### What you will do:
Omit any picture, and return the remaining data exactly as written.

### Source material:
────────
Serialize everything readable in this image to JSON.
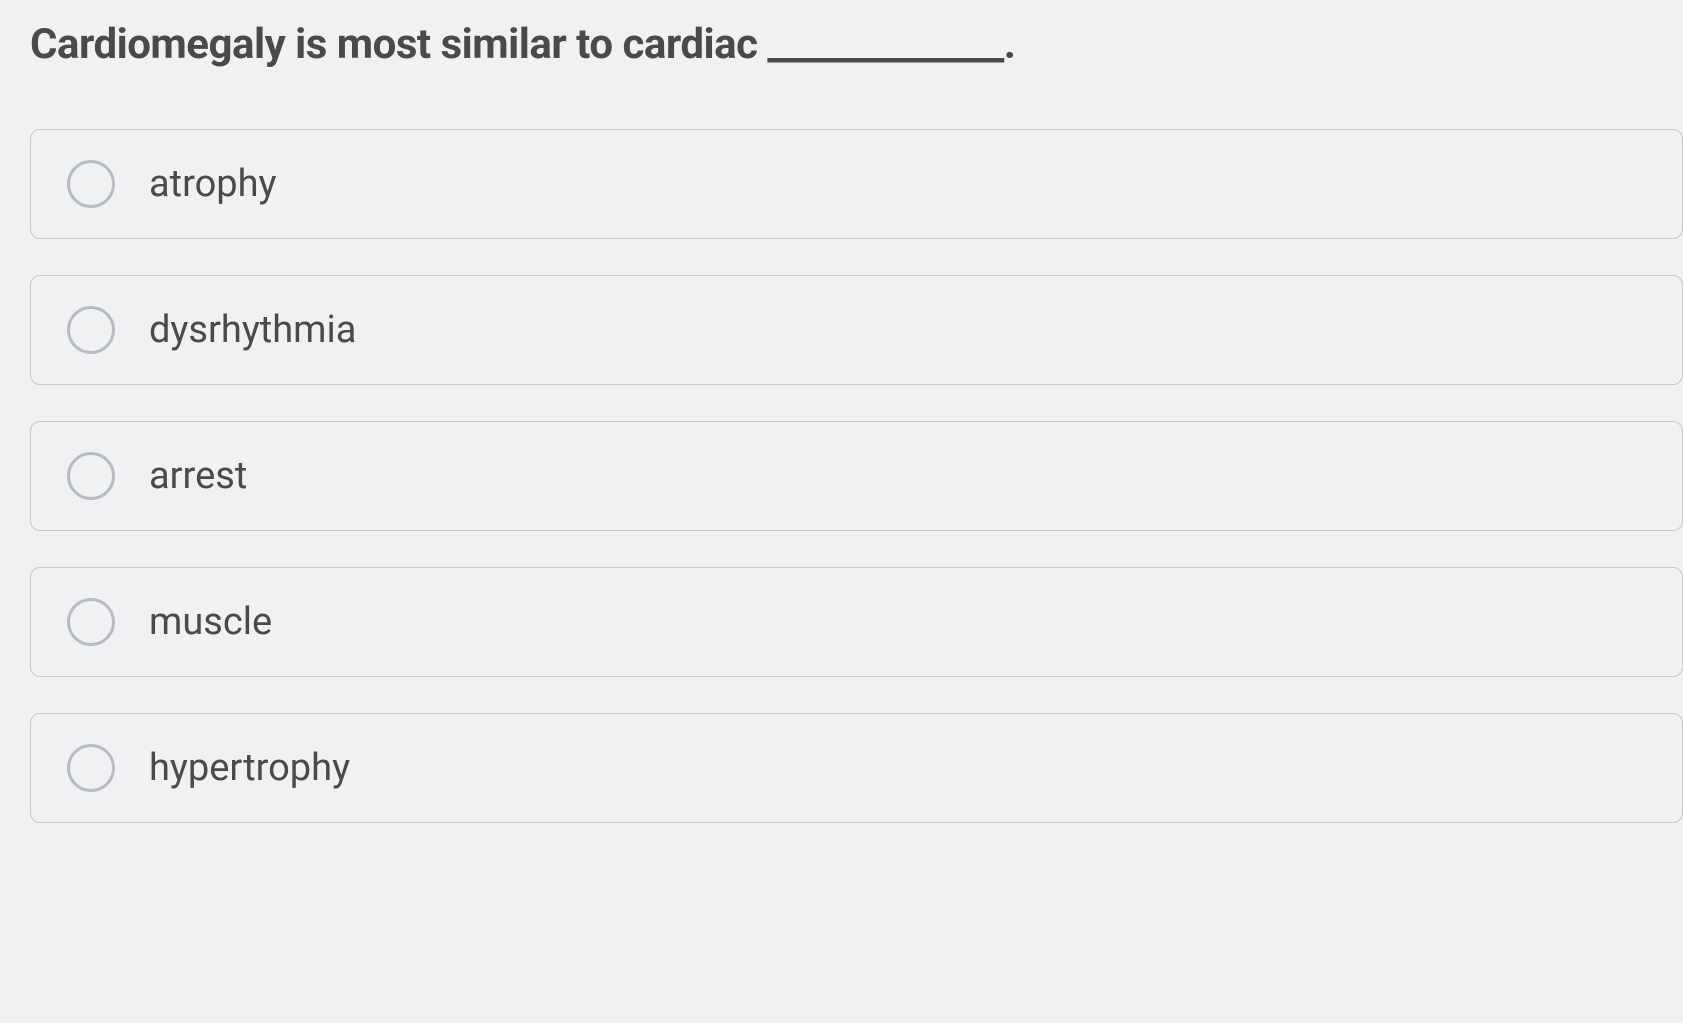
{
  "question": {
    "text": "Cardiomegaly is most similar to cardiac _____________."
  },
  "options": [
    {
      "label": "atrophy"
    },
    {
      "label": "dysrhythmia"
    },
    {
      "label": "arrest"
    },
    {
      "label": "muscle"
    },
    {
      "label": "hypertrophy"
    }
  ],
  "colors": {
    "background": "#f0f1f2",
    "text": "#4a4a4a",
    "border": "#c5c8cc",
    "radio_border": "#b8bcc2"
  }
}
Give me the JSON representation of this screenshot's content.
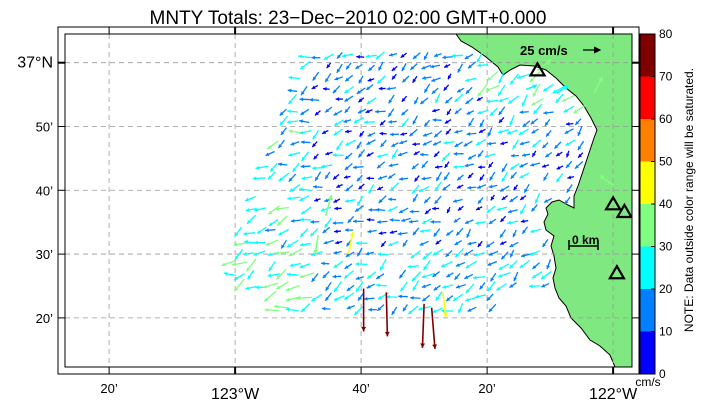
{
  "title": "MNTY Totals: 23−Dec−2010 02:00 GMT+0.000",
  "lat_labels": [
    {
      "text": "37°N",
      "lat": 37.0,
      "major": true
    },
    {
      "text": "50’",
      "lat": 36.8333,
      "major": false
    },
    {
      "text": "40’",
      "lat": 36.6667,
      "major": false
    },
    {
      "text": "30’",
      "lat": 36.5,
      "major": false
    },
    {
      "text": "20’",
      "lat": 36.3333,
      "major": false
    }
  ],
  "lon_labels": [
    {
      "text": "20’",
      "lon": -123.3333,
      "major": false
    },
    {
      "text": "123°W",
      "lon": -123.0,
      "major": true
    },
    {
      "text": "40’",
      "lon": -122.6667,
      "major": false
    },
    {
      "text": "20’",
      "lon": -122.3333,
      "major": false
    },
    {
      "text": "122°W",
      "lon": -122.0,
      "major": true
    }
  ],
  "extent": {
    "lon_min": -123.45,
    "lon_max": -121.95,
    "lat_min": 36.205,
    "lat_max": 37.075
  },
  "colorbar": {
    "ticks": [
      "0",
      "10",
      "20",
      "30",
      "40",
      "50",
      "60",
      "70",
      "80"
    ],
    "colors": [
      "#0000ff",
      "#0080ff",
      "#00ffff",
      "#80ff80",
      "#ffff00",
      "#ff8000",
      "#ff0000",
      "#800000"
    ],
    "unit": "cm/s",
    "note": "NOTE: Data outside color range will be saturated."
  },
  "scale_arrow_label": "25 cm/s",
  "distance_label": "0 km",
  "land_color": "#80e880",
  "sites": [
    {
      "lon": -122.2,
      "lat": 36.98
    },
    {
      "lon": -121.9,
      "lat": 36.82
    },
    {
      "lon": -122.0,
      "lat": 36.63
    },
    {
      "lon": -121.97,
      "lat": 36.61
    },
    {
      "lon": -121.99,
      "lat": 36.45
    }
  ],
  "vectors": [
    {
      "lon": -122.66,
      "lat": 36.41,
      "u": 0,
      "v": -78
    },
    {
      "lon": -122.6,
      "lat": 36.4,
      "u": 2,
      "v": -80
    },
    {
      "lon": -122.5,
      "lat": 36.37,
      "u": -3,
      "v": -80
    },
    {
      "lon": -122.48,
      "lat": 36.36,
      "u": 6,
      "v": -75
    },
    {
      "lon": -122.76,
      "lat": 36.6,
      "u": 10,
      "v": 38
    },
    {
      "lon": -122.78,
      "lat": 36.55,
      "u": -6,
      "v": -35
    },
    {
      "lon": -122.2,
      "lat": 36.98,
      "u": 25,
      "v": 20
    },
    {
      "lon": -122.23,
      "lat": 36.93,
      "u": 20,
      "v": 8
    },
    {
      "lon": -122.15,
      "lat": 36.92,
      "u": 22,
      "v": 14
    },
    {
      "lon": -122.0,
      "lat": 36.68,
      "u": -25,
      "v": 18
    },
    {
      "lon": -122.05,
      "lat": 36.92,
      "u": 15,
      "v": 30
    },
    {
      "lon": -122.45,
      "lat": 36.4,
      "u": 5,
      "v": -45
    },
    {
      "lon": -122.7,
      "lat": 36.5,
      "u": 8,
      "v": 40
    }
  ]
}
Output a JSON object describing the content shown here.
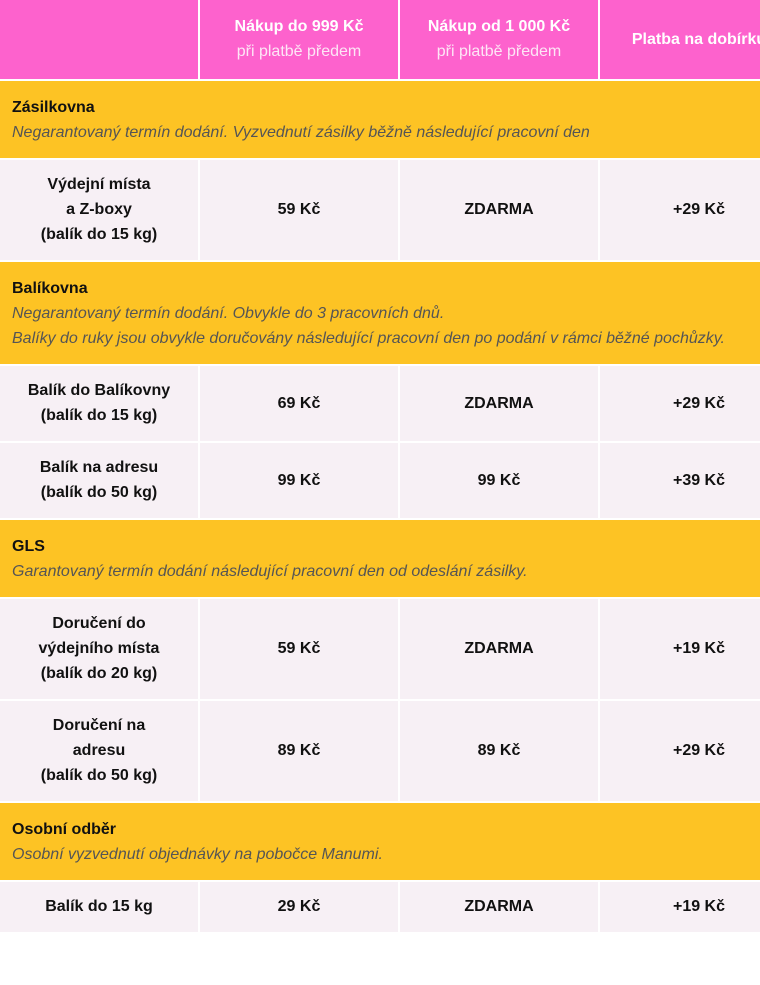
{
  "header": {
    "columns": [
      {
        "title": "Nákup do 999 Kč",
        "subtitle": "při platbě předem"
      },
      {
        "title": "Nákup od 1 000 Kč",
        "subtitle": "při platbě předem"
      },
      {
        "title": "Platba na dobírku"
      }
    ]
  },
  "sections": [
    {
      "name": "Zásilkovna",
      "description": [
        "Negarantovaný termín dodání. Vyzvednutí zásilky běžně následující pracovní den"
      ],
      "rows": [
        {
          "label": [
            "Výdejní místa",
            "a Z-boxy",
            "(balík do 15 kg)"
          ],
          "cells": [
            "59 Kč",
            "ZDARMA",
            "+29 Kč"
          ]
        }
      ]
    },
    {
      "name": "Balíkovna",
      "description": [
        "Negarantovaný termín dodání. Obvykle do 3 pracovních dnů.",
        "Balíky do ruky jsou obvykle doručovány následující pracovní den po podání v rámci běžné pochůzky."
      ],
      "rows": [
        {
          "label": [
            "Balík do Balíkovny",
            "(balík do 15 kg)"
          ],
          "cells": [
            "69 Kč",
            "ZDARMA",
            "+29 Kč"
          ]
        },
        {
          "label": [
            "Balík na adresu",
            "(balík do 50 kg)"
          ],
          "cells": [
            "99 Kč",
            "99 Kč",
            "+39 Kč"
          ]
        }
      ]
    },
    {
      "name": "GLS",
      "description": [
        "Garantovaný termín dodání následující pracovní den od odeslání zásilky."
      ],
      "rows": [
        {
          "label": [
            "Doručení do",
            "výdejního místa",
            "(balík do 20 kg)"
          ],
          "cells": [
            "59 Kč",
            "ZDARMA",
            "+19 Kč"
          ]
        },
        {
          "label": [
            "Doručení na",
            "adresu",
            "(balík do 50 kg)"
          ],
          "cells": [
            "89 Kč",
            "89 Kč",
            "+29 Kč"
          ]
        }
      ]
    },
    {
      "name": "Osobní odběr",
      "description": [
        "Osobní vyzvednutí objednávky na pobočce Manumi."
      ],
      "rows": [
        {
          "label": [
            "Balík do 15 kg"
          ],
          "cells": [
            "29 Kč",
            "ZDARMA",
            "+19 Kč"
          ]
        }
      ]
    }
  ]
}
────────
### Task solution:
Serialize everything readable in this image to JSON.
{
  "question": {
    "text": "Cardiomegaly is most similar to cardiac _____________."
  },
  "options": [
    {
      "label": "atrophy"
    },
    {
      "label": "dysrhythmia"
    },
    {
      "label": "arrest"
    },
    {
      "label": "muscle"
    },
    {
      "label": "hypertrophy"
    }
  ],
  "colors": {
    "background": "#f0f1f2",
    "text": "#4a4a4a",
    "border": "#c5c8cc",
    "radio_border": "#b8bcc2"
  }
}
Give me the JSON representation of this screenshot's content.
{
  "title": "MNTY Totals: 23−Dec−2010 02:00 GMT+0.000",
  "lat_labels": [
    {
      "text": "37°N",
      "lat": 37.0,
      "major": true
    },
    {
      "text": "50’",
      "lat": 36.8333,
      "major": false
    },
    {
      "text": "40’",
      "lat": 36.6667,
      "major": false
    },
    {
      "text": "30’",
      "lat": 36.5,
      "major": false
    },
    {
      "text": "20’",
      "lat": 36.3333,
      "major": false
    }
  ],
  "lon_labels": [
    {
      "text": "20’",
      "lon": -123.3333,
      "major": false
    },
    {
      "text": "123°W",
      "lon": -123.0,
      "major": true
    },
    {
      "text": "40’",
      "lon": -122.6667,
      "major": false
    },
    {
      "text": "20’",
      "lon": -122.3333,
      "major": false
    },
    {
      "text": "122°W",
      "lon": -122.0,
      "major": true
    }
  ],
  "extent": {
    "lon_min": -123.45,
    "lon_max": -121.95,
    "lat_min": 36.205,
    "lat_max": 37.075
  },
  "colorbar": {
    "ticks": [
      "0",
      "10",
      "20",
      "30",
      "40",
      "50",
      "60",
      "70",
      "80"
    ],
    "colors": [
      "#0000ff",
      "#0080ff",
      "#00ffff",
      "#80ff80",
      "#ffff00",
      "#ff8000",
      "#ff0000",
      "#800000"
    ],
    "unit": "cm/s",
    "note": "NOTE: Data outside color range will be saturated."
  },
  "scale_arrow_label": "25 cm/s",
  "distance_label": "0 km",
  "land_color": "#80e880",
  "sites": [
    {
      "lon": -122.2,
      "lat": 36.98
    },
    {
      "lon": -121.9,
      "lat": 36.82
    },
    {
      "lon": -122.0,
      "lat": 36.63
    },
    {
      "lon": -121.97,
      "lat": 36.61
    },
    {
      "lon": -121.99,
      "lat": 36.45
    }
  ],
  "vectors": [
    {
      "lon": -122.66,
      "lat": 36.41,
      "u": 0,
      "v": -78
    },
    {
      "lon": -122.6,
      "lat": 36.4,
      "u": 2,
      "v": -80
    },
    {
      "lon": -122.5,
      "lat": 36.37,
      "u": -3,
      "v": -80
    },
    {
      "lon": -122.48,
      "lat": 36.36,
      "u": 6,
      "v": -75
    },
    {
      "lon": -122.76,
      "lat": 36.6,
      "u": 10,
      "v": 38
    },
    {
      "lon": -122.78,
      "lat": 36.55,
      "u": -6,
      "v": -35
    },
    {
      "lon": -122.2,
      "lat": 36.98,
      "u": 25,
      "v": 20
    },
    {
      "lon": -122.23,
      "lat": 36.93,
      "u": 20,
      "v": 8
    },
    {
      "lon": -122.15,
      "lat": 36.92,
      "u": 22,
      "v": 14
    },
    {
      "lon": -122.0,
      "lat": 36.68,
      "u": -25,
      "v": 18
    },
    {
      "lon": -122.05,
      "lat": 36.92,
      "u": 15,
      "v": 30
    },
    {
      "lon": -122.45,
      "lat": 36.4,
      "u": 5,
      "v": -45
    },
    {
      "lon": -122.7,
      "lat": 36.5,
      "u": 8,
      "v": 40
    }
  ]
}
Output a JSON object describing the content shown here.
{
  "header": {
    "columns": [
      {
        "title": "Nákup do 999 Kč",
        "subtitle": "při platbě předem"
      },
      {
        "title": "Nákup od 1 000 Kč",
        "subtitle": "při platbě předem"
      },
      {
        "title": "Platba na dobírku"
      }
    ]
  },
  "sections": [
    {
      "name": "Zásilkovna",
      "description": [
        "Negarantovaný termín dodání. Vyzvednutí zásilky běžně následující pracovní den"
      ],
      "rows": [
        {
          "label": [
            "Výdejní místa",
            "a Z-boxy",
            "(balík do 15 kg)"
          ],
          "cells": [
            "59 Kč",
            "ZDARMA",
            "+29 Kč"
          ]
        }
      ]
    },
    {
      "name": "Balíkovna",
      "description": [
        "Negarantovaný termín dodání. Obvykle do 3 pracovních dnů.",
        "Balíky do ruky jsou obvykle doručovány následující pracovní den po podání v rámci běžné pochůzky."
      ],
      "rows": [
        {
          "label": [
            "Balík do Balíkovny",
            "(balík do 15 kg)"
          ],
          "cells": [
            "69 Kč",
            "ZDARMA",
            "+29 Kč"
          ]
        },
        {
          "label": [
            "Balík na adresu",
            "(balík do 50 kg)"
          ],
          "cells": [
            "99 Kč",
            "99 Kč",
            "+39 Kč"
          ]
        }
      ]
    },
    {
      "name": "GLS",
      "description": [
        "Garantovaný termín dodání následující pracovní den od odeslání zásilky."
      ],
      "rows": [
        {
          "label": [
            "Doručení do",
            "výdejního místa",
            "(balík do 20 kg)"
          ],
          "cells": [
            "59 Kč",
            "ZDARMA",
            "+19 Kč"
          ]
        },
        {
          "label": [
            "Doručení na",
            "adresu",
            "(balík do 50 kg)"
          ],
          "cells": [
            "89 Kč",
            "89 Kč",
            "+29 Kč"
          ]
        }
      ]
    },
    {
      "name": "Osobní odběr",
      "description": [
        "Osobní vyzvednutí objednávky na pobočce Manumi."
      ],
      "rows": [
        {
          "label": [
            "Balík do 15 kg"
          ],
          "cells": [
            "29 Kč",
            "ZDARMA",
            "+19 Kč"
          ]
        }
      ]
    }
  ]
}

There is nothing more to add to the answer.